YOUR OBJECTIVE: Restate each line of the listing exactly, without carrying over any pictures.
[Start]
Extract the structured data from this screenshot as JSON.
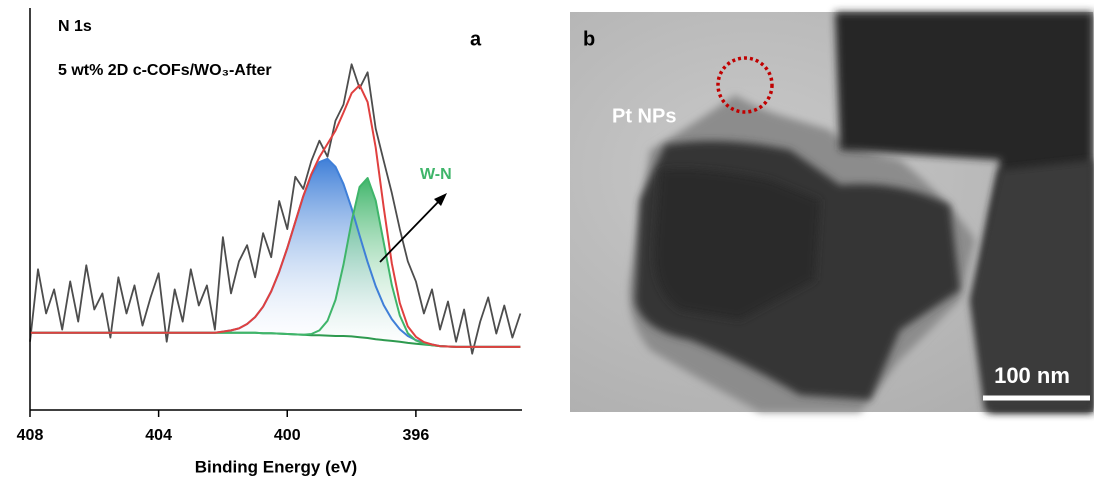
{
  "chart_data": {
    "type": "line",
    "title": "N 1s",
    "subtitle": "5 wt% 2D c-COFs/WO₃-After",
    "panel_label": "a",
    "annotation": "W-N",
    "x_label": "Binding Energy (eV)",
    "xlim": [
      408,
      392.7
    ],
    "ylim": [
      0,
      100
    ],
    "xticks": [
      408,
      404,
      400,
      396
    ],
    "x": [
      408,
      407.75,
      407.5,
      407.25,
      407,
      406.75,
      406.5,
      406.25,
      406,
      405.75,
      405.5,
      405.25,
      405,
      404.75,
      404.5,
      404.25,
      404,
      403.75,
      403.5,
      403.25,
      403,
      402.75,
      402.5,
      402.25,
      402,
      401.75,
      401.5,
      401.25,
      401,
      400.75,
      400.5,
      400.25,
      400,
      399.75,
      399.5,
      399.25,
      399,
      398.75,
      398.5,
      398.25,
      398,
      397.75,
      397.5,
      397.25,
      397,
      396.75,
      396.5,
      396.25,
      396,
      395.75,
      395.5,
      395.25,
      395,
      394.75,
      394.5,
      394.25,
      394,
      393.75,
      393.5,
      393.25,
      393,
      392.75
    ],
    "series": [
      {
        "color": "#4d4d4d",
        "values": [
          17,
          35,
          24,
          30,
          20,
          32,
          22,
          36,
          25,
          29,
          18,
          33,
          24,
          31,
          21,
          28,
          34,
          17,
          30,
          22,
          35,
          26,
          31,
          20,
          43,
          29,
          37,
          41,
          33,
          44,
          38,
          52,
          45,
          58,
          55,
          62,
          67,
          63,
          72,
          76,
          86,
          80,
          84,
          70,
          62,
          54,
          45,
          37,
          32,
          24,
          30,
          20,
          27,
          17,
          25,
          14,
          22,
          28,
          19,
          26,
          18,
          24
        ]
      },
      {
        "color": "#2e9a4f",
        "values": [
          19.2,
          19.2,
          19.2,
          19.2,
          19.2,
          19.2,
          19.2,
          19.2,
          19.2,
          19.2,
          19.2,
          19.2,
          19.2,
          19.2,
          19.2,
          19.2,
          19.2,
          19.2,
          19.2,
          19.2,
          19.2,
          19.2,
          19.2,
          19.2,
          19.2,
          19.2,
          19.2,
          19.2,
          19.2,
          19.1,
          19.1,
          19.0,
          18.9,
          18.8,
          18.7,
          18.6,
          18.6,
          18.5,
          18.4,
          18.4,
          18.3,
          18.1,
          17.9,
          17.6,
          17.4,
          17.2,
          17.0,
          16.7,
          16.5,
          16.3,
          16.1,
          15.9,
          15.8,
          15.7,
          15.7,
          15.7,
          15.7,
          15.7,
          15.7,
          15.7,
          15.7,
          15.7
        ]
      },
      {
        "color": "#3f7fd8",
        "fill": true,
        "values": [
          19.2,
          19.2,
          19.2,
          19.2,
          19.2,
          19.2,
          19.2,
          19.2,
          19.2,
          19.2,
          19.2,
          19.2,
          19.2,
          19.2,
          19.2,
          19.2,
          19.2,
          19.2,
          19.2,
          19.2,
          19.2,
          19.2,
          19.2,
          19.2,
          19.5,
          19.8,
          20.3,
          21.4,
          23.1,
          25.7,
          29.5,
          34.4,
          40.3,
          46.8,
          53.2,
          58.4,
          61.7,
          62.5,
          60.5,
          56.2,
          50.2,
          43.4,
          36.8,
          30.8,
          26.1,
          22.6,
          20.1,
          18.4,
          17.4,
          16.7,
          16.3,
          15.9,
          15.8,
          15.7,
          15.7,
          15.7,
          15.7,
          15.7,
          15.7,
          15.7,
          15.7,
          15.7
        ]
      },
      {
        "color": "#3fb56a",
        "fill": true,
        "values": [
          19.2,
          19.2,
          19.2,
          19.2,
          19.2,
          19.2,
          19.2,
          19.2,
          19.2,
          19.2,
          19.2,
          19.2,
          19.2,
          19.2,
          19.2,
          19.2,
          19.2,
          19.2,
          19.2,
          19.2,
          19.2,
          19.2,
          19.2,
          19.2,
          19.2,
          19.2,
          19.2,
          19.2,
          19.2,
          19.1,
          19.1,
          19.0,
          18.9,
          18.8,
          18.7,
          18.9,
          19.8,
          22.2,
          27.4,
          36.2,
          46.9,
          55.5,
          57.7,
          52.1,
          41.7,
          31.1,
          23.5,
          19.1,
          17.3,
          16.5,
          16.1,
          15.9,
          15.8,
          15.7,
          15.7,
          15.7,
          15.7,
          15.7,
          15.7,
          15.7,
          15.7,
          15.7
        ]
      },
      {
        "color": "#e0403f",
        "values": [
          19.2,
          19.2,
          19.2,
          19.2,
          19.2,
          19.2,
          19.2,
          19.2,
          19.2,
          19.2,
          19.2,
          19.2,
          19.2,
          19.2,
          19.2,
          19.2,
          19.2,
          19.2,
          19.2,
          19.2,
          19.2,
          19.2,
          19.2,
          19.2,
          19.5,
          19.8,
          20.3,
          21.4,
          23.1,
          25.7,
          29.5,
          34.4,
          40.3,
          46.8,
          53.2,
          58.7,
          62.9,
          66.2,
          69.5,
          74.0,
          78.8,
          80.8,
          76.6,
          65.3,
          50.4,
          36.5,
          26.6,
          20.8,
          18.2,
          16.9,
          16.3,
          15.9,
          15.8,
          15.7,
          15.7,
          15.7,
          15.7,
          15.7,
          15.7,
          15.7,
          15.7,
          15.7
        ]
      }
    ]
  },
  "image": {
    "panel_label": "b",
    "annotation": "Pt NPs",
    "scale_bar": "100 nm"
  }
}
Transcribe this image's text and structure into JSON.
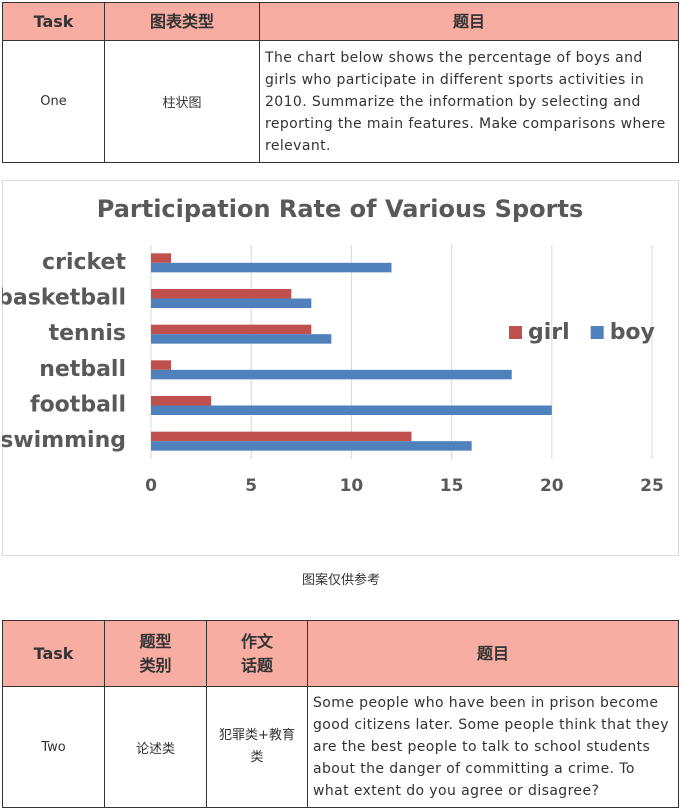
{
  "table1": {
    "headers": [
      "Task",
      "图表类型",
      "题目"
    ],
    "row": [
      "One",
      "柱状图",
      "The chart below shows the percentage of boys and girls who participate in different sports activities in 2010. Summarize the information by selecting and reporting the main features. Make comparisons where relevant."
    ]
  },
  "chart_data": {
    "type": "hbar",
    "title": "Participation Rate of Various Sports",
    "categories": [
      "cricket",
      "basketball",
      "tennis",
      "netball",
      "football",
      "swimming"
    ],
    "series": [
      {
        "name": "girl",
        "color": "#c0504d",
        "values": [
          1,
          7,
          8,
          1,
          3,
          13
        ]
      },
      {
        "name": "boy",
        "color": "#4f81bd",
        "values": [
          12,
          8,
          9,
          18,
          20,
          16
        ]
      }
    ],
    "xlim": [
      0,
      25
    ],
    "xticks": [
      0,
      5,
      10,
      15,
      20,
      25
    ],
    "grid": true,
    "legend": "right"
  },
  "caption": "图案仅供参考",
  "table2": {
    "headers": [
      [
        "Task"
      ],
      [
        "题型",
        "类别"
      ],
      [
        "作文",
        "话题"
      ],
      [
        "题目"
      ]
    ],
    "row": [
      "Two",
      "论述类",
      "犯罪类+教育类",
      "Some people who have been in prison become good citizens later. Some people think that they are the best people to talk to school students about the danger of committing a crime. To what extent do you agree or disagree?"
    ]
  }
}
[End]
OUTPUT BELOW:
Extract the structured data from this screenshot as JSON.
{
  "chart_data": {
    "type": "line",
    "title": "N 1s",
    "subtitle": "5 wt% 2D c-COFs/WO₃-After",
    "panel_label": "a",
    "annotation": "W-N",
    "x_label": "Binding Energy (eV)",
    "xlim": [
      408,
      392.7
    ],
    "ylim": [
      0,
      100
    ],
    "xticks": [
      408,
      404,
      400,
      396
    ],
    "x": [
      408,
      407.75,
      407.5,
      407.25,
      407,
      406.75,
      406.5,
      406.25,
      406,
      405.75,
      405.5,
      405.25,
      405,
      404.75,
      404.5,
      404.25,
      404,
      403.75,
      403.5,
      403.25,
      403,
      402.75,
      402.5,
      402.25,
      402,
      401.75,
      401.5,
      401.25,
      401,
      400.75,
      400.5,
      400.25,
      400,
      399.75,
      399.5,
      399.25,
      399,
      398.75,
      398.5,
      398.25,
      398,
      397.75,
      397.5,
      397.25,
      397,
      396.75,
      396.5,
      396.25,
      396,
      395.75,
      395.5,
      395.25,
      395,
      394.75,
      394.5,
      394.25,
      394,
      393.75,
      393.5,
      393.25,
      393,
      392.75
    ],
    "series": [
      {
        "color": "#4d4d4d",
        "values": [
          17,
          35,
          24,
          30,
          20,
          32,
          22,
          36,
          25,
          29,
          18,
          33,
          24,
          31,
          21,
          28,
          34,
          17,
          30,
          22,
          35,
          26,
          31,
          20,
          43,
          29,
          37,
          41,
          33,
          44,
          38,
          52,
          45,
          58,
          55,
          62,
          67,
          63,
          72,
          76,
          86,
          80,
          84,
          70,
          62,
          54,
          45,
          37,
          32,
          24,
          30,
          20,
          27,
          17,
          25,
          14,
          22,
          28,
          19,
          26,
          18,
          24
        ]
      },
      {
        "color": "#2e9a4f",
        "values": [
          19.2,
          19.2,
          19.2,
          19.2,
          19.2,
          19.2,
          19.2,
          19.2,
          19.2,
          19.2,
          19.2,
          19.2,
          19.2,
          19.2,
          19.2,
          19.2,
          19.2,
          19.2,
          19.2,
          19.2,
          19.2,
          19.2,
          19.2,
          19.2,
          19.2,
          19.2,
          19.2,
          19.2,
          19.2,
          19.1,
          19.1,
          19.0,
          18.9,
          18.8,
          18.7,
          18.6,
          18.6,
          18.5,
          18.4,
          18.4,
          18.3,
          18.1,
          17.9,
          17.6,
          17.4,
          17.2,
          17.0,
          16.7,
          16.5,
          16.3,
          16.1,
          15.9,
          15.8,
          15.7,
          15.7,
          15.7,
          15.7,
          15.7,
          15.7,
          15.7,
          15.7,
          15.7
        ]
      },
      {
        "color": "#3f7fd8",
        "fill": true,
        "values": [
          19.2,
          19.2,
          19.2,
          19.2,
          19.2,
          19.2,
          19.2,
          19.2,
          19.2,
          19.2,
          19.2,
          19.2,
          19.2,
          19.2,
          19.2,
          19.2,
          19.2,
          19.2,
          19.2,
          19.2,
          19.2,
          19.2,
          19.2,
          19.2,
          19.5,
          19.8,
          20.3,
          21.4,
          23.1,
          25.7,
          29.5,
          34.4,
          40.3,
          46.8,
          53.2,
          58.4,
          61.7,
          62.5,
          60.5,
          56.2,
          50.2,
          43.4,
          36.8,
          30.8,
          26.1,
          22.6,
          20.1,
          18.4,
          17.4,
          16.7,
          16.3,
          15.9,
          15.8,
          15.7,
          15.7,
          15.7,
          15.7,
          15.7,
          15.7,
          15.7,
          15.7,
          15.7
        ]
      },
      {
        "color": "#3fb56a",
        "fill": true,
        "values": [
          19.2,
          19.2,
          19.2,
          19.2,
          19.2,
          19.2,
          19.2,
          19.2,
          19.2,
          19.2,
          19.2,
          19.2,
          19.2,
          19.2,
          19.2,
          19.2,
          19.2,
          19.2,
          19.2,
          19.2,
          19.2,
          19.2,
          19.2,
          19.2,
          19.2,
          19.2,
          19.2,
          19.2,
          19.2,
          19.1,
          19.1,
          19.0,
          18.9,
          18.8,
          18.7,
          18.9,
          19.8,
          22.2,
          27.4,
          36.2,
          46.9,
          55.5,
          57.7,
          52.1,
          41.7,
          31.1,
          23.5,
          19.1,
          17.3,
          16.5,
          16.1,
          15.9,
          15.8,
          15.7,
          15.7,
          15.7,
          15.7,
          15.7,
          15.7,
          15.7,
          15.7,
          15.7
        ]
      },
      {
        "color": "#e0403f",
        "values": [
          19.2,
          19.2,
          19.2,
          19.2,
          19.2,
          19.2,
          19.2,
          19.2,
          19.2,
          19.2,
          19.2,
          19.2,
          19.2,
          19.2,
          19.2,
          19.2,
          19.2,
          19.2,
          19.2,
          19.2,
          19.2,
          19.2,
          19.2,
          19.2,
          19.5,
          19.8,
          20.3,
          21.4,
          23.1,
          25.7,
          29.5,
          34.4,
          40.3,
          46.8,
          53.2,
          58.7,
          62.9,
          66.2,
          69.5,
          74.0,
          78.8,
          80.8,
          76.6,
          65.3,
          50.4,
          36.5,
          26.6,
          20.8,
          18.2,
          16.9,
          16.3,
          15.9,
          15.8,
          15.7,
          15.7,
          15.7,
          15.7,
          15.7,
          15.7,
          15.7,
          15.7,
          15.7
        ]
      }
    ]
  },
  "image": {
    "panel_label": "b",
    "annotation": "Pt NPs",
    "scale_bar": "100 nm"
  }
}
Transcribe this image's text and structure into JSON.
{
  "table1": {
    "headers": [
      "Task",
      "图表类型",
      "题目"
    ],
    "row": [
      "One",
      "柱状图",
      "The chart below shows the percentage of boys and girls who participate in different sports activities in 2010. Summarize the information by selecting and reporting the main features. Make comparisons where relevant."
    ]
  },
  "chart_data": {
    "type": "hbar",
    "title": "Participation Rate of Various Sports",
    "categories": [
      "cricket",
      "basketball",
      "tennis",
      "netball",
      "football",
      "swimming"
    ],
    "series": [
      {
        "name": "girl",
        "color": "#c0504d",
        "values": [
          1,
          7,
          8,
          1,
          3,
          13
        ]
      },
      {
        "name": "boy",
        "color": "#4f81bd",
        "values": [
          12,
          8,
          9,
          18,
          20,
          16
        ]
      }
    ],
    "xlim": [
      0,
      25
    ],
    "xticks": [
      0,
      5,
      10,
      15,
      20,
      25
    ],
    "grid": true,
    "legend": "right"
  },
  "caption": "图案仅供参考",
  "table2": {
    "headers": [
      [
        "Task"
      ],
      [
        "题型",
        "类别"
      ],
      [
        "作文",
        "话题"
      ],
      [
        "题目"
      ]
    ],
    "row": [
      "Two",
      "论述类",
      "犯罪类+教育类",
      "Some people who have been in prison become good citizens later. Some people think that they are the best people to talk to school students about the danger of committing a crime. To what extent do you agree or disagree?"
    ]
  }
}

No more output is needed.